[Dataset items]
— Begin —
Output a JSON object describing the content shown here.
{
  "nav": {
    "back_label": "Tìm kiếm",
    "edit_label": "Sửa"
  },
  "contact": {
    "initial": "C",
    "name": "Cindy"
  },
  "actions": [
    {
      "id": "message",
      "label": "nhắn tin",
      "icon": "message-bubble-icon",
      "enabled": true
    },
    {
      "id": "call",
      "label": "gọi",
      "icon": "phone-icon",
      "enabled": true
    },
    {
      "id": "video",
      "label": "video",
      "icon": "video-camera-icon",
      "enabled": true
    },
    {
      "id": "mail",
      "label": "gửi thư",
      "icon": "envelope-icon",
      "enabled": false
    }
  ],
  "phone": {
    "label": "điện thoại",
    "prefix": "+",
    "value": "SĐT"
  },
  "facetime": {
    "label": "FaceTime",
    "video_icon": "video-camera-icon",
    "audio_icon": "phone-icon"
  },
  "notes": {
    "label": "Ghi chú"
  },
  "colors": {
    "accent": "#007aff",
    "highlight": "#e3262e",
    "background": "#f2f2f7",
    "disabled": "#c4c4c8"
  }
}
— End —
— Begin —
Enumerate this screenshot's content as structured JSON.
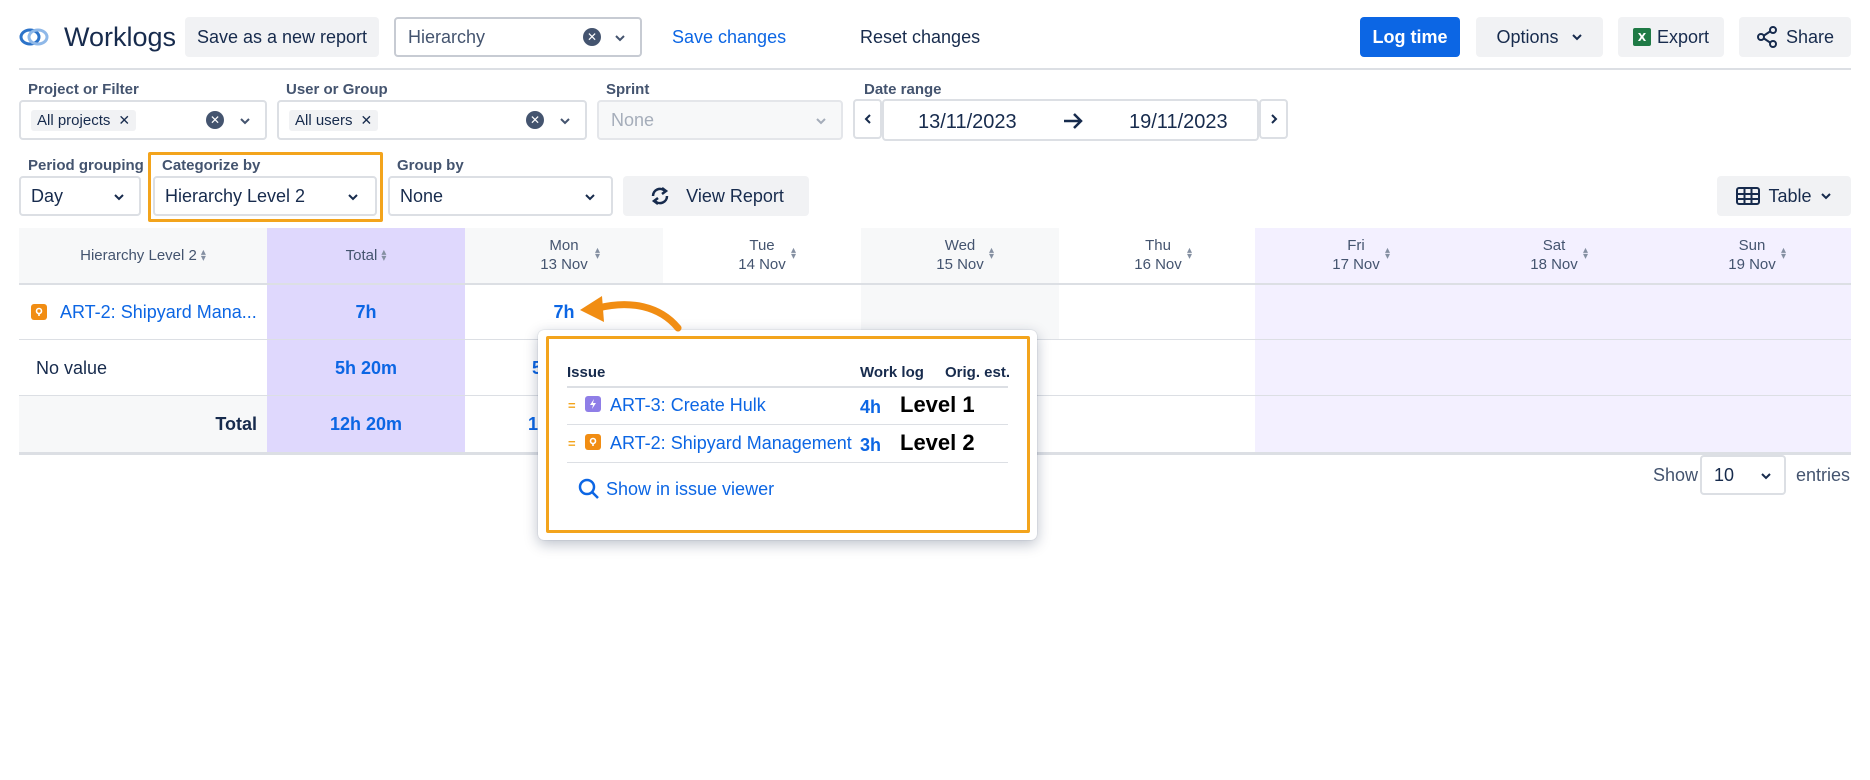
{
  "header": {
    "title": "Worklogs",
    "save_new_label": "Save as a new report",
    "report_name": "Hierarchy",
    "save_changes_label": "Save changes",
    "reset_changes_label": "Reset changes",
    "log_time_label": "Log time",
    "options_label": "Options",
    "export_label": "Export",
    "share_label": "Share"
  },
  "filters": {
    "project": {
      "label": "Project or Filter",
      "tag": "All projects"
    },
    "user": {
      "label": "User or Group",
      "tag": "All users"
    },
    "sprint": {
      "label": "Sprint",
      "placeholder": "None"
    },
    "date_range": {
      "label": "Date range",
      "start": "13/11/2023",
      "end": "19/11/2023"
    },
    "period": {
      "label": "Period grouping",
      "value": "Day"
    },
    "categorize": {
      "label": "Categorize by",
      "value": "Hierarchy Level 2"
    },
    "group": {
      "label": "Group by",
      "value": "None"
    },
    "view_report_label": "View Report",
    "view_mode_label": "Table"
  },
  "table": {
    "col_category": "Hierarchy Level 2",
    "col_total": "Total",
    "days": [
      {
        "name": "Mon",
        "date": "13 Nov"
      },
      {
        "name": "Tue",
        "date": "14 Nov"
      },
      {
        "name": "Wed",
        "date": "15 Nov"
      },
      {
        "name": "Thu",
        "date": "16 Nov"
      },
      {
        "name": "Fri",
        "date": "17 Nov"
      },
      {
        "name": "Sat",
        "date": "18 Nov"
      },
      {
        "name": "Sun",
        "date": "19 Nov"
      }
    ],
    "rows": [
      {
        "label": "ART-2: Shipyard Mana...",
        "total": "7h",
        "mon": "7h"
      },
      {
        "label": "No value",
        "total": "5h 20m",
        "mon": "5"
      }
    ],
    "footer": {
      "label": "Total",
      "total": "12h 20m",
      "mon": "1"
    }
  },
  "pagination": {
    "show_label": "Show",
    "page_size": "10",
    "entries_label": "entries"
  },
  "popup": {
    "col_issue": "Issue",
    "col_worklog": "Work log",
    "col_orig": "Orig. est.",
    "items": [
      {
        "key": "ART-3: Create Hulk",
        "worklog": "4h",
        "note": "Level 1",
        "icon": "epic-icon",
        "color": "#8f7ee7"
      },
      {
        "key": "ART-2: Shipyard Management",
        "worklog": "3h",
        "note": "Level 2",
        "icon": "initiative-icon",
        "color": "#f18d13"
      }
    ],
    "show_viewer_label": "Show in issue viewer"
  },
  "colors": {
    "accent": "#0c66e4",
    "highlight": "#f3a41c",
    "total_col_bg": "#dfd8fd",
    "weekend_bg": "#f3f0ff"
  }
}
— End —
— Begin —
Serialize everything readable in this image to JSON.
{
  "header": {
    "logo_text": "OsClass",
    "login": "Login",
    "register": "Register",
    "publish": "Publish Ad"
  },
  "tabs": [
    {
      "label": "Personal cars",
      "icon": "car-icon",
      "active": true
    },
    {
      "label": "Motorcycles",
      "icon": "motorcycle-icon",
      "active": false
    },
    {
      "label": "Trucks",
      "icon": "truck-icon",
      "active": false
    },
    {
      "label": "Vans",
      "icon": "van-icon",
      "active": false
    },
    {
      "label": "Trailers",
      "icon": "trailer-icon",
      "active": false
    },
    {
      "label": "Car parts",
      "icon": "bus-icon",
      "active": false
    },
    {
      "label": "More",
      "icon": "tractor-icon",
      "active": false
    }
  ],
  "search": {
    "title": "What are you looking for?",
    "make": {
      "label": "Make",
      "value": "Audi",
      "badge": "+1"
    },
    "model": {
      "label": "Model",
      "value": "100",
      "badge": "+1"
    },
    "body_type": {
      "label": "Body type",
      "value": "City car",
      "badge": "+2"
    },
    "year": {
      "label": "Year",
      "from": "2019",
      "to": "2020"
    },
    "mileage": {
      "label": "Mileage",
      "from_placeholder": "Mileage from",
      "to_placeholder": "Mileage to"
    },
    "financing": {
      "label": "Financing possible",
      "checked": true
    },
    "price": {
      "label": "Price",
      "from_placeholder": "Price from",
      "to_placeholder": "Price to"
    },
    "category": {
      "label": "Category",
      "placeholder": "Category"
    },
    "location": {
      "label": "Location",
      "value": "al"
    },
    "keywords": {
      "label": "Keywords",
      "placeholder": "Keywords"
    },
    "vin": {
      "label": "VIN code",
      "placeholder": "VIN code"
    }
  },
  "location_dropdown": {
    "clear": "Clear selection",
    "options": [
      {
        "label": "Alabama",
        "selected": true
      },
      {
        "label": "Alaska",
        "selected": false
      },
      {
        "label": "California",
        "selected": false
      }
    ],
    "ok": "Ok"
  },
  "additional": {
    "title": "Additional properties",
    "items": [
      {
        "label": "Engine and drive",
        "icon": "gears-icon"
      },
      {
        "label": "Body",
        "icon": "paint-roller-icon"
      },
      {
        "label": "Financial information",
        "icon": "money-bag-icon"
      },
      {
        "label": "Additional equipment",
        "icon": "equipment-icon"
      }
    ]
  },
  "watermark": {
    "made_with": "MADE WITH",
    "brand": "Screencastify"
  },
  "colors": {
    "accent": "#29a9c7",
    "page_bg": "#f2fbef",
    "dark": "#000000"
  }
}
— End —
» Work to complete
Every line holding "video" should be copied out.

» Exercise answer
      "id": "video",
      "label": "video",
      "icon": "video-camera-icon",
    "video_icon": "video-camera-icon",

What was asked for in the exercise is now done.